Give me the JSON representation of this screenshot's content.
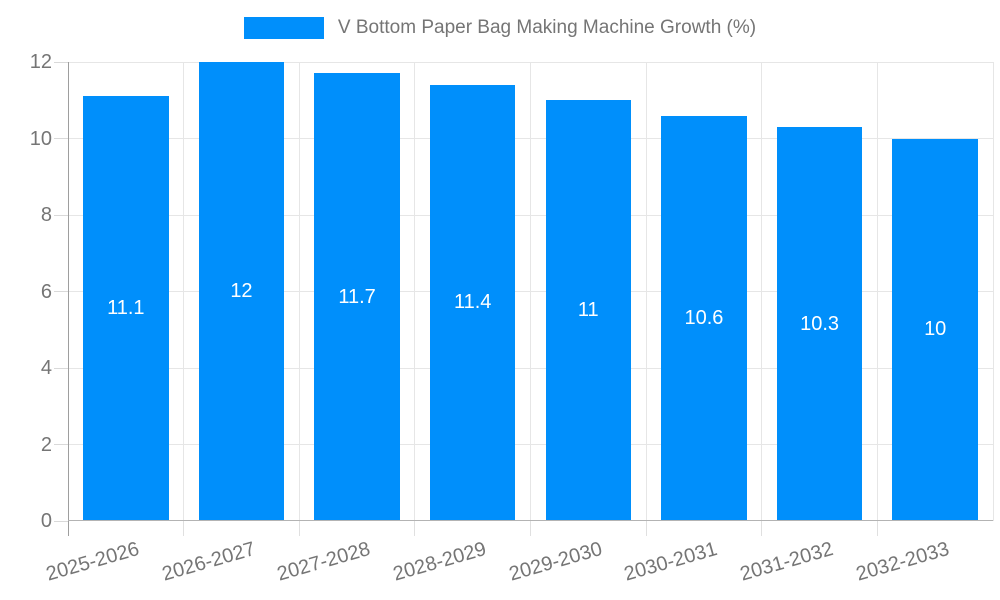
{
  "chart_data": {
    "type": "bar",
    "title": "V Bottom Paper Bag Making Machine Growth (%)",
    "categories": [
      "2025-2026",
      "2026-2027",
      "2027-2028",
      "2028-2029",
      "2029-2030",
      "2030-2031",
      "2031-2032",
      "2032-2033"
    ],
    "values": [
      11.1,
      12,
      11.7,
      11.4,
      11,
      10.6,
      10.3,
      10
    ],
    "xlabel": "",
    "ylabel": "",
    "ylim": [
      0,
      12
    ],
    "yticks": [
      0,
      2,
      4,
      6,
      8,
      10,
      12
    ],
    "grid": true,
    "legend_position": "top"
  },
  "colors": {
    "bar": "#008FFB",
    "value_label": "#ffffff",
    "axis_text": "#757575",
    "gridline": "#e6e6e6",
    "baseline": "#b3b3b3",
    "axis_line": "#9e9e9e",
    "tick": "#d9d9d9"
  }
}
________________
Without including any pictures, output all the entries above exactly.

Give me the JSON representation of this screenshot's content.
{
  "chart_data": {
    "type": "bar",
    "title": "V Bottom Paper Bag Making Machine Growth (%)",
    "categories": [
      "2025-2026",
      "2026-2027",
      "2027-2028",
      "2028-2029",
      "2029-2030",
      "2030-2031",
      "2031-2032",
      "2032-2033"
    ],
    "values": [
      11.1,
      12,
      11.7,
      11.4,
      11,
      10.6,
      10.3,
      10
    ],
    "xlabel": "",
    "ylabel": "",
    "ylim": [
      0,
      12
    ],
    "yticks": [
      0,
      2,
      4,
      6,
      8,
      10,
      12
    ],
    "grid": true,
    "legend_position": "top"
  },
  "colors": {
    "bar": "#008FFB",
    "value_label": "#ffffff",
    "axis_text": "#757575",
    "gridline": "#e6e6e6",
    "baseline": "#b3b3b3",
    "axis_line": "#9e9e9e",
    "tick": "#d9d9d9"
  }
}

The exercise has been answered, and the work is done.